_Problem requirements_
Please output every line of the material as it stands, without the pictures.

>> Start Entries shown

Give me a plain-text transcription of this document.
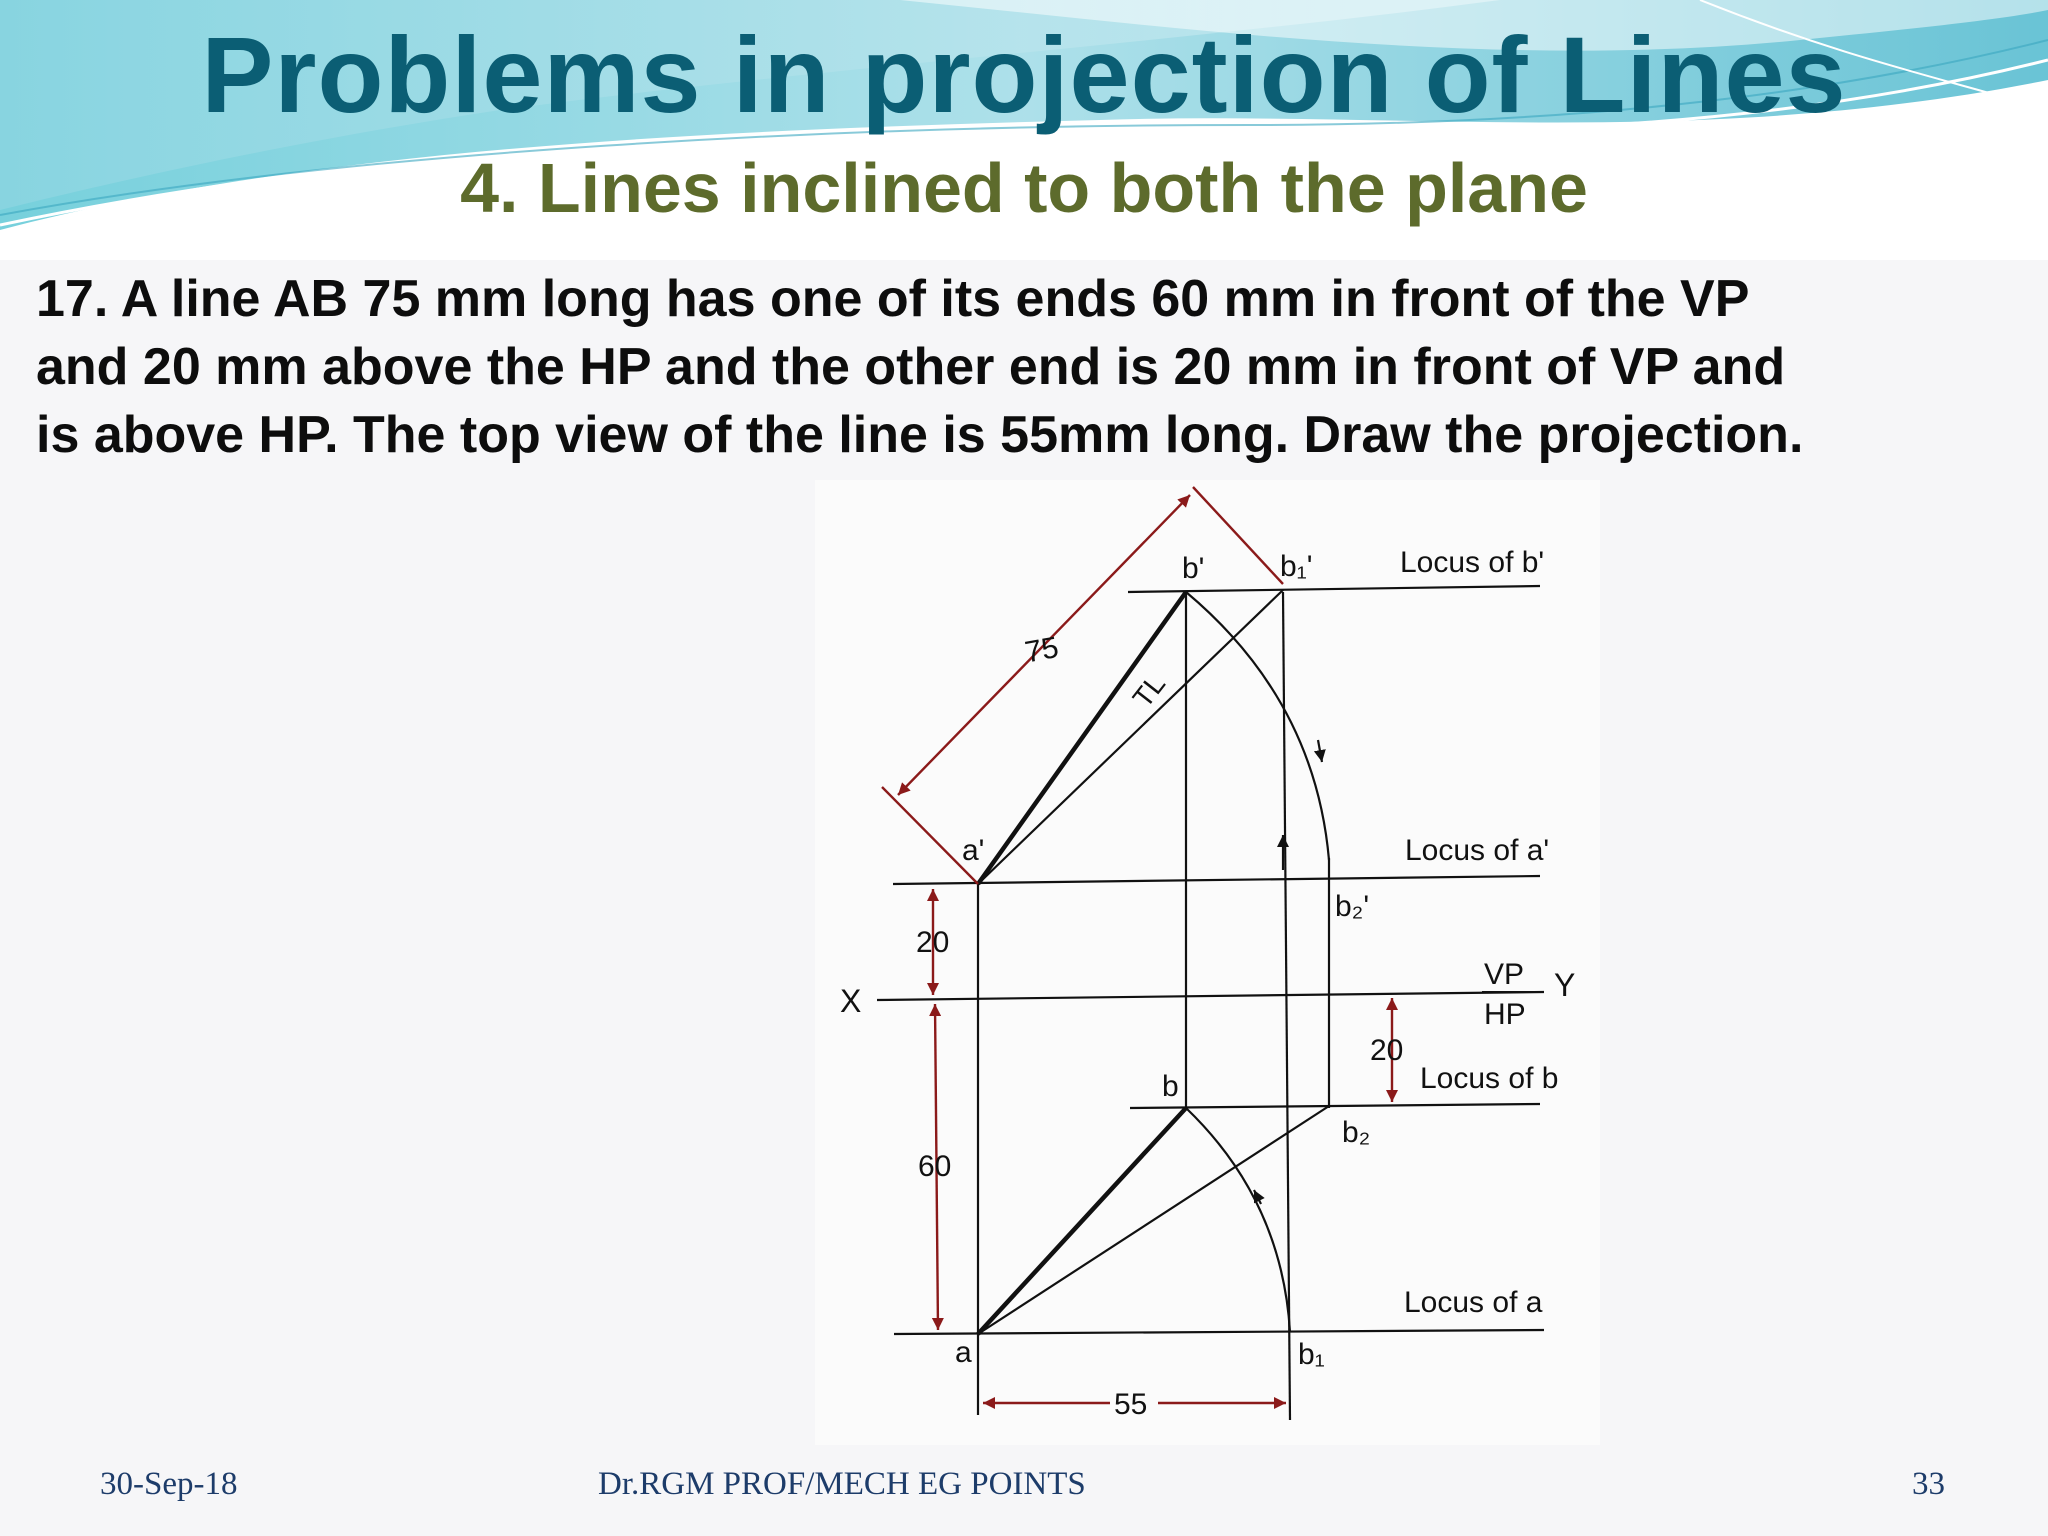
Problems in projection of Lines
4. Lines inclined to both the plane
17. A line AB 75 mm long has one of its ends 60 mm in front of the VP
and 20 mm above the HP and the other end is 20 mm in front of VP and
is above HP. The top view of the line is 55mm long. Draw the projection.
b'	b₁'	Locus of b'
75
TL
a'	Locus of a'
b₂'
20
X
VP
HP
Y
20
b	Locus of b
b₂
60
Locus of a
a	b₁
55
30-Sep-18	Dr.RGM PROF/MECH EG POINTS	33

>> End Entries shown

_Task solution_
Give me a plain-text transcription of this document.
Problems in projection of Lines
4. Lines inclined to both the plane
17. A line AB 75 mm long has one of its ends 60 mm in front of the VP
and 20 mm above the HP and the other end is 20 mm in front of VP and
is above HP. The top view of the line is 55mm long. Draw the projection.
b'	b₁'	Locus of b'
75
TL
a'	Locus of a'
b₂'
20
X
VP
HP
Y
20
b	Locus of b
b₂
60
Locus of a
a	b₁
55
30-Sep-18	Dr.RGM PROF/MECH EG POINTS	33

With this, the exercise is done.